Your task is to copy every line of the records below that contains "onion".

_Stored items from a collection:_
== == ==

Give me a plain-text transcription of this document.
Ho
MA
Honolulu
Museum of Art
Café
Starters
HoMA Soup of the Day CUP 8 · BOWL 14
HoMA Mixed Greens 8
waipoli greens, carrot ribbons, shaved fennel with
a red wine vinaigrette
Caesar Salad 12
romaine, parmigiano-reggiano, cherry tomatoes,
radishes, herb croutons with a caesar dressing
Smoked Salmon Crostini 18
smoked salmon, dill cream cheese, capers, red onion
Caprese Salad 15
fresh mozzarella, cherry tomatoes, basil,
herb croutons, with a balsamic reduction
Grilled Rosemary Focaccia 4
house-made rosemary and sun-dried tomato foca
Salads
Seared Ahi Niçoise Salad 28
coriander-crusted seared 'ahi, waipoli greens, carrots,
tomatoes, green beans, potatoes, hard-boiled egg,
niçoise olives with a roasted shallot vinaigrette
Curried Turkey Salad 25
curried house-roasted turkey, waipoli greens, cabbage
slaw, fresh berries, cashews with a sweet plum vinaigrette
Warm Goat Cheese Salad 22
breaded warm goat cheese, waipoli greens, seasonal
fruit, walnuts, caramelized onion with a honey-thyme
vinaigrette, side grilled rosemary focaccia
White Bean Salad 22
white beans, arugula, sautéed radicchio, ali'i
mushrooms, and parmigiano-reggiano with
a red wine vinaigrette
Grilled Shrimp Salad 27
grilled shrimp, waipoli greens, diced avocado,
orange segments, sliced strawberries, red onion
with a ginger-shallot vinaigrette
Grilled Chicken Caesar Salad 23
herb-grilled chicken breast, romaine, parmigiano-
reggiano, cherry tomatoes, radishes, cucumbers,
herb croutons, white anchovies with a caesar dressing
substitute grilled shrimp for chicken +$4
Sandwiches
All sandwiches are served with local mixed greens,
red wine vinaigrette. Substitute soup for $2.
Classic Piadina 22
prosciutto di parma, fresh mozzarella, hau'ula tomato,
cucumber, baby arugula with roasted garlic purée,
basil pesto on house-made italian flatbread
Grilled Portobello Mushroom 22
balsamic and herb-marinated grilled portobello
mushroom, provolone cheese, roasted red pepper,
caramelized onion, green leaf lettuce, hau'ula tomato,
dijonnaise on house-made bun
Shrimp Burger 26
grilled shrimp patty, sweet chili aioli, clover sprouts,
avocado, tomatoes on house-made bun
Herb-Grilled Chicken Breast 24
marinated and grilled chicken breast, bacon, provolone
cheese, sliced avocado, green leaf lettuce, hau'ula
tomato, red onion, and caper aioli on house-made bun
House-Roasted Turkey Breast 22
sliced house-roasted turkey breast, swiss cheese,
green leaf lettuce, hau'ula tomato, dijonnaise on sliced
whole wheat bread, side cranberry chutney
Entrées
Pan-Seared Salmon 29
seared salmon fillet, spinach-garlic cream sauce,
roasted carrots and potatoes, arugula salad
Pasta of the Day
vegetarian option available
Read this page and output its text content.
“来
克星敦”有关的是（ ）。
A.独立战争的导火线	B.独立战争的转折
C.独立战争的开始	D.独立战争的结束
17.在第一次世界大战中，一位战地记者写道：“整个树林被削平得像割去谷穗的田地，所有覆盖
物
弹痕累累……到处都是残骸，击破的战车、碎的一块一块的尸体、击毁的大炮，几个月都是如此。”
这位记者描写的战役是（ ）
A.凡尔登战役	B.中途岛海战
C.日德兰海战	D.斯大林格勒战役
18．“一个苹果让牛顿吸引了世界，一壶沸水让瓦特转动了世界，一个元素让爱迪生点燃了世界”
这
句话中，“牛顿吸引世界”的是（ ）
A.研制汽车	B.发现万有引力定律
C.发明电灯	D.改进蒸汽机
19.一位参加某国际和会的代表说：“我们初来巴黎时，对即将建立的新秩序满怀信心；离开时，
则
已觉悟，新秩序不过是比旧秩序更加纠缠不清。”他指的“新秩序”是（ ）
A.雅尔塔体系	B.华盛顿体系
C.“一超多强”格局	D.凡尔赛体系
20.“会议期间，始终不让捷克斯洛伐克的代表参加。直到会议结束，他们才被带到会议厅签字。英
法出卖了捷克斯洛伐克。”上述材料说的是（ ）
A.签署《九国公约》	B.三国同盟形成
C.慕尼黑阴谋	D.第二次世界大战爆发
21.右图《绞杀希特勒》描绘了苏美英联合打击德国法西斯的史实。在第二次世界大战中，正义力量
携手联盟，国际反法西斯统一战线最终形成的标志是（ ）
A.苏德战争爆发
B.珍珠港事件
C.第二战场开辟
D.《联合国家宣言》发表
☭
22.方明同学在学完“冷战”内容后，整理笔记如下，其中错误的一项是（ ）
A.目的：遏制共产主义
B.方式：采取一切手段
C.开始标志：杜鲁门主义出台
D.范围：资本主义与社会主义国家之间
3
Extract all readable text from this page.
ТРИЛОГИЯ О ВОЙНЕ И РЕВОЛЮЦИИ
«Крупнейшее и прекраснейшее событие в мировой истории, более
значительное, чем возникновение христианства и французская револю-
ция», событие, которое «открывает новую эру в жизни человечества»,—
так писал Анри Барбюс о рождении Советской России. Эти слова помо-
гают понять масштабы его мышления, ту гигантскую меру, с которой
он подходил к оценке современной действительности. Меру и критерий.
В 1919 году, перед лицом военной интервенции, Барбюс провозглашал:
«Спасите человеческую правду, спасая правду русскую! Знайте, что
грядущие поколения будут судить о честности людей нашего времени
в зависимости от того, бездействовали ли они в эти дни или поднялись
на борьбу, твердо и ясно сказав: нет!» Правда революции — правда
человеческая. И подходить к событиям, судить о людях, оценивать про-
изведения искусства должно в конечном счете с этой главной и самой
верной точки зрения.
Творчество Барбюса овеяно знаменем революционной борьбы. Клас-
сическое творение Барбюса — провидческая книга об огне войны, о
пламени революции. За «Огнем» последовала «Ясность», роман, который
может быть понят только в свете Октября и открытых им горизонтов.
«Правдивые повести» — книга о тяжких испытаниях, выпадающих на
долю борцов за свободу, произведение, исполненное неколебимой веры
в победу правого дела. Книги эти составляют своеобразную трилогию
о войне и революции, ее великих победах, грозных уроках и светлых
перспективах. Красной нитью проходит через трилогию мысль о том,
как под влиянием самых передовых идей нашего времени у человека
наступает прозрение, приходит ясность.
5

== == ==

_TASK SOLUTION:_
smoked salmon, dill cream cheese, capers, red onion
fruit, walnuts, caramelized onion with a honey-thyme
orange segments, sliced strawberries, red onion
caramelized onion, green leaf lettuce, hau'ula tomato,
tomato, red onion, and caper aioli on house-made bun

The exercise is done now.